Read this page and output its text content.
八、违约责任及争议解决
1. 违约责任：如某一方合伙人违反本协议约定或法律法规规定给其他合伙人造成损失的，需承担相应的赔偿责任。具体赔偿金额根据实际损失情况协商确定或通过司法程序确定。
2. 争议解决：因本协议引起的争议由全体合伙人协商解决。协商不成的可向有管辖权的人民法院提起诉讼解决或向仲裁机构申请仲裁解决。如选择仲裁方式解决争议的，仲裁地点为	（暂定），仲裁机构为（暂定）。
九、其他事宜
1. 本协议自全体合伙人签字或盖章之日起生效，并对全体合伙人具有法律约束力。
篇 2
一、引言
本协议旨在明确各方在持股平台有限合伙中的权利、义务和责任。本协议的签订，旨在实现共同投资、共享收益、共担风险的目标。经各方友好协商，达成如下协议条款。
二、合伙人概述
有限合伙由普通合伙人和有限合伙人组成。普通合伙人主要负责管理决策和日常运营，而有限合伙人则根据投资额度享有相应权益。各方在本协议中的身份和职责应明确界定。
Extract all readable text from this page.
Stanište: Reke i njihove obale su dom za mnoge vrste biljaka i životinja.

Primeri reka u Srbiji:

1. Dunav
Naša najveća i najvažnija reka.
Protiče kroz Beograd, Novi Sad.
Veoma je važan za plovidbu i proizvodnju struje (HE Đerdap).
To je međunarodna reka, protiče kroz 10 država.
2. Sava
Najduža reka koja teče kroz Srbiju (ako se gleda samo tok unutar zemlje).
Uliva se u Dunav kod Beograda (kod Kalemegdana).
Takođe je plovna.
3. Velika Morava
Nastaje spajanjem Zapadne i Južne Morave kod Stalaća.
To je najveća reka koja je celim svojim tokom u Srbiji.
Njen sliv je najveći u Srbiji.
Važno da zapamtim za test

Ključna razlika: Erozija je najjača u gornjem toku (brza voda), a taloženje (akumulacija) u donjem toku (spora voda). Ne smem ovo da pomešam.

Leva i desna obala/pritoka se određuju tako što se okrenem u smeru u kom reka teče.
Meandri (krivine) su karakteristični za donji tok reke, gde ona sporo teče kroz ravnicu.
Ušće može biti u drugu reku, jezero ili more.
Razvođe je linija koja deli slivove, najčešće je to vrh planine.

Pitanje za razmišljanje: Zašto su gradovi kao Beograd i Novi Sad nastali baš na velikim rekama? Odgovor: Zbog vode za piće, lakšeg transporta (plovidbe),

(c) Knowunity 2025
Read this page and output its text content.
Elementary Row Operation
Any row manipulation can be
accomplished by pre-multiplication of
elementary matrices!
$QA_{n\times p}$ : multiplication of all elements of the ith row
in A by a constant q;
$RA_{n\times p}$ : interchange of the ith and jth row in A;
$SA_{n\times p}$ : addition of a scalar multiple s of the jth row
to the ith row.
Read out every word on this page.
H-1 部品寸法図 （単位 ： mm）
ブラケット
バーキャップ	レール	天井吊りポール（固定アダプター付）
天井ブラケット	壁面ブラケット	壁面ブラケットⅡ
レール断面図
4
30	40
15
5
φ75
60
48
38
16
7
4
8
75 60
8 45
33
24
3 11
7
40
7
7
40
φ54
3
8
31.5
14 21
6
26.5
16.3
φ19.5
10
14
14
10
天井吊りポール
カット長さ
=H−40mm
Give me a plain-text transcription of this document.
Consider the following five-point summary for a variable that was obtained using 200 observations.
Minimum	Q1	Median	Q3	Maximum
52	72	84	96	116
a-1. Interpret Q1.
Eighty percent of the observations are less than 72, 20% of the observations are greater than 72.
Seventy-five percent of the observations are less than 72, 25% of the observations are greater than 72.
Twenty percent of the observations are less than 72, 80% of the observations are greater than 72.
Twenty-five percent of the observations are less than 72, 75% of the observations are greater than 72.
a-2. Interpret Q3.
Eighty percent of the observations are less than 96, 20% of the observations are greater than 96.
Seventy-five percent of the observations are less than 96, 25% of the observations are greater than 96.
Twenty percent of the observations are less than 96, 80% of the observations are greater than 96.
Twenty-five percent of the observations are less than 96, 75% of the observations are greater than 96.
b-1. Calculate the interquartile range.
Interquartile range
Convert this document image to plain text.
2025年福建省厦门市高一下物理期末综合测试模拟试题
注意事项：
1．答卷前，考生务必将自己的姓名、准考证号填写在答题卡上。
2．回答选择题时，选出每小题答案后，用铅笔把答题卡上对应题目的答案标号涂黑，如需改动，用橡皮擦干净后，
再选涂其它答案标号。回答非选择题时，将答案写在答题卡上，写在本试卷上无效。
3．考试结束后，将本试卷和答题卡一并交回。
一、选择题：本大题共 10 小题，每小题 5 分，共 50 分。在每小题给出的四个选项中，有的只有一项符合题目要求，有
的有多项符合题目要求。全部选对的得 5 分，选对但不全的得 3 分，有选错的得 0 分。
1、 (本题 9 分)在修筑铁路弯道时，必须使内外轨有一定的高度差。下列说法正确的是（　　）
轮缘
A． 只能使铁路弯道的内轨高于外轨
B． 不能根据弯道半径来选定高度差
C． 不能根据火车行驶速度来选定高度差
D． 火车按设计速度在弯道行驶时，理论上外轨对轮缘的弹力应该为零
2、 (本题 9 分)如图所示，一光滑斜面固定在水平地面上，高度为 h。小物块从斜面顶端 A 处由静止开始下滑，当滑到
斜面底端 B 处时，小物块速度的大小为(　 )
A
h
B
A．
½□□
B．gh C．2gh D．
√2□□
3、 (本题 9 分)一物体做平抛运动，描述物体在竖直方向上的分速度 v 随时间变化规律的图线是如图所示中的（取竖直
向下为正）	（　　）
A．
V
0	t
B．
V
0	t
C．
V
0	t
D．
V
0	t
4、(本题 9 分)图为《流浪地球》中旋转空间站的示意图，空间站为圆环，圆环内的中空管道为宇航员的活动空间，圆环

--- Stated task ---
Of the lines above, how many include the word "kroz"? Reply with the number alone.

--- The response ---
4